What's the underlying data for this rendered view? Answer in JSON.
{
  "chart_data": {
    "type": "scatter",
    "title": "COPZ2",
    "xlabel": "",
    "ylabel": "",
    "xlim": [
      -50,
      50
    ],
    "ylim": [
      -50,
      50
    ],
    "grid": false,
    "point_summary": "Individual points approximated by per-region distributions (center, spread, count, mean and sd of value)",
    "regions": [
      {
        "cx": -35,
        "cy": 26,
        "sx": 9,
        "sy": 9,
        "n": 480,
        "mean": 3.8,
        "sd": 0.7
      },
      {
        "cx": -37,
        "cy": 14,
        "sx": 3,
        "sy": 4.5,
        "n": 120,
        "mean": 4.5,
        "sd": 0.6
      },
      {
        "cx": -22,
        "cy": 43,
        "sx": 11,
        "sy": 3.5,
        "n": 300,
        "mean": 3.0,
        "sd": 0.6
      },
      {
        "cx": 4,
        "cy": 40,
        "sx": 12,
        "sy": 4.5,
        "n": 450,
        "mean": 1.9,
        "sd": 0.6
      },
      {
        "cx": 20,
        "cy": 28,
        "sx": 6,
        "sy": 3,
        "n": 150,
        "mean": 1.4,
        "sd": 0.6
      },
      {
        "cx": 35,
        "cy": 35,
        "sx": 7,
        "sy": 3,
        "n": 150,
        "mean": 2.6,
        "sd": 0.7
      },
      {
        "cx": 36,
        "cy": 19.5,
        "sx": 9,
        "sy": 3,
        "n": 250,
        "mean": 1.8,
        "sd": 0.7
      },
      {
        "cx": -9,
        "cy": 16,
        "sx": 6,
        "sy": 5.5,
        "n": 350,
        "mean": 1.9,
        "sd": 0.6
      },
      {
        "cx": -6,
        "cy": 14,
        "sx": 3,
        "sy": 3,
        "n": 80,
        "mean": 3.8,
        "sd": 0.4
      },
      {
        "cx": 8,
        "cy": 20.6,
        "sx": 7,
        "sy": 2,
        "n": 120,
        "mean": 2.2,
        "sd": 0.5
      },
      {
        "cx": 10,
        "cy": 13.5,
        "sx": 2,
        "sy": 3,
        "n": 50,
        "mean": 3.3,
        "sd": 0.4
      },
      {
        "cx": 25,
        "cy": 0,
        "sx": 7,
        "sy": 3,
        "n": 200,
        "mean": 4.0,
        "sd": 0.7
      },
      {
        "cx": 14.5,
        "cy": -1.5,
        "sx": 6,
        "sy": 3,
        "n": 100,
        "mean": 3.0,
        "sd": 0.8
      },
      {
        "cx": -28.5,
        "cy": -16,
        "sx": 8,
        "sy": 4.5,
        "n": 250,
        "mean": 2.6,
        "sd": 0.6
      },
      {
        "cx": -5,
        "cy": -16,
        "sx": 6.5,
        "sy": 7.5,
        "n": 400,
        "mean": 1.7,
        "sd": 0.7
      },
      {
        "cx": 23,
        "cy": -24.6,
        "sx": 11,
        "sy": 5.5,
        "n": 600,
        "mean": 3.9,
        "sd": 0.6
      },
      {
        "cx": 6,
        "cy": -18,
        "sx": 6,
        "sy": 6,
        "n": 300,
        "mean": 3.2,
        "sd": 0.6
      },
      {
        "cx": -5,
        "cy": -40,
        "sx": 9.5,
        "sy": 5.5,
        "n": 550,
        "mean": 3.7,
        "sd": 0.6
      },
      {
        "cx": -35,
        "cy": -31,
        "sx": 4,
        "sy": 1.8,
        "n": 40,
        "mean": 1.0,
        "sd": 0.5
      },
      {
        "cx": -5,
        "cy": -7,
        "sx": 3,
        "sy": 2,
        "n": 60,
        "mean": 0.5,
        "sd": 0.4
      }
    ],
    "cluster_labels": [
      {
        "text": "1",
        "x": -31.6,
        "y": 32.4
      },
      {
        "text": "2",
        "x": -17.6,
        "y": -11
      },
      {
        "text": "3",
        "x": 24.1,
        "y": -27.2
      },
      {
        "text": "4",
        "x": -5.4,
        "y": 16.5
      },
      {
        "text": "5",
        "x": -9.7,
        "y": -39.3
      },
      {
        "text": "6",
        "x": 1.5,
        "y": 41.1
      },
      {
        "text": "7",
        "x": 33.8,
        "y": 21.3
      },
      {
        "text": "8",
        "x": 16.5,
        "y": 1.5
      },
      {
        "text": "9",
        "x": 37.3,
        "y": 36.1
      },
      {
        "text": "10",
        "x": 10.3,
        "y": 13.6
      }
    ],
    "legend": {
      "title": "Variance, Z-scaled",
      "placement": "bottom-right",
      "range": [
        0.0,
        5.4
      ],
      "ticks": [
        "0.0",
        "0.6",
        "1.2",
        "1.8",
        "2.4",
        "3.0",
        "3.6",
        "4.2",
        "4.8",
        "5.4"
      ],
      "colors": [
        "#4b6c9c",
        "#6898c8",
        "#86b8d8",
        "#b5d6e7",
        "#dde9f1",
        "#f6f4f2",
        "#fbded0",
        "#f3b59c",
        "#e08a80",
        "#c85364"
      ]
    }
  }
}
* * *
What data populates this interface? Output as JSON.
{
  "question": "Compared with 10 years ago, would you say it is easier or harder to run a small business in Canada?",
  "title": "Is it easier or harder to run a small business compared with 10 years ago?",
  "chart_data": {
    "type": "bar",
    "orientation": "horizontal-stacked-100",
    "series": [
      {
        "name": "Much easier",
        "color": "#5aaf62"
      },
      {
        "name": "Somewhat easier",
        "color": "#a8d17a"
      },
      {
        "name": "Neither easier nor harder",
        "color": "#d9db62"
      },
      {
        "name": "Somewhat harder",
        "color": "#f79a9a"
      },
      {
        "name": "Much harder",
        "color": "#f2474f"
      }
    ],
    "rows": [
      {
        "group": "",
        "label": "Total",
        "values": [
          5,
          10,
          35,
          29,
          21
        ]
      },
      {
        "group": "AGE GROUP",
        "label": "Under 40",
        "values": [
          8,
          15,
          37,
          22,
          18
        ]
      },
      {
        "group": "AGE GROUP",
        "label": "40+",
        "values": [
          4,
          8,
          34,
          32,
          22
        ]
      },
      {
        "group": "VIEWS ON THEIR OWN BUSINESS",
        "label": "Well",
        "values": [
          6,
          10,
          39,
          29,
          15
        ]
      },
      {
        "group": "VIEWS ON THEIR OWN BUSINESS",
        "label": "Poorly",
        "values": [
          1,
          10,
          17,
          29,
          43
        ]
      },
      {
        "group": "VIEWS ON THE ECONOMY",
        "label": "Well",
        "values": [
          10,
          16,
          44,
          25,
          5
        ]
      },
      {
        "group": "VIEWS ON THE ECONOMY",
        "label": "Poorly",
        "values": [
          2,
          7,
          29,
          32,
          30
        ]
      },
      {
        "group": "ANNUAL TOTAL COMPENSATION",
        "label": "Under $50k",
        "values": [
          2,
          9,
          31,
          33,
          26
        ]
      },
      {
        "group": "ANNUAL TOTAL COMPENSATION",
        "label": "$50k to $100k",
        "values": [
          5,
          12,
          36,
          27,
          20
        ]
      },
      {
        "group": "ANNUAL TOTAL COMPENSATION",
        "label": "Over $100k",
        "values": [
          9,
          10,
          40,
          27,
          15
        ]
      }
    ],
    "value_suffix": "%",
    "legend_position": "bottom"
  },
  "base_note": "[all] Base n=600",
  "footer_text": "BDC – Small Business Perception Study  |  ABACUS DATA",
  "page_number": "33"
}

• **WORK TO BE COMPLETED**: Look above for every line with the word "Somewhat" and copy it.

• **FINAL ANSWER**:
        "name": "Somewhat easier",
        "name": "Somewhat harder",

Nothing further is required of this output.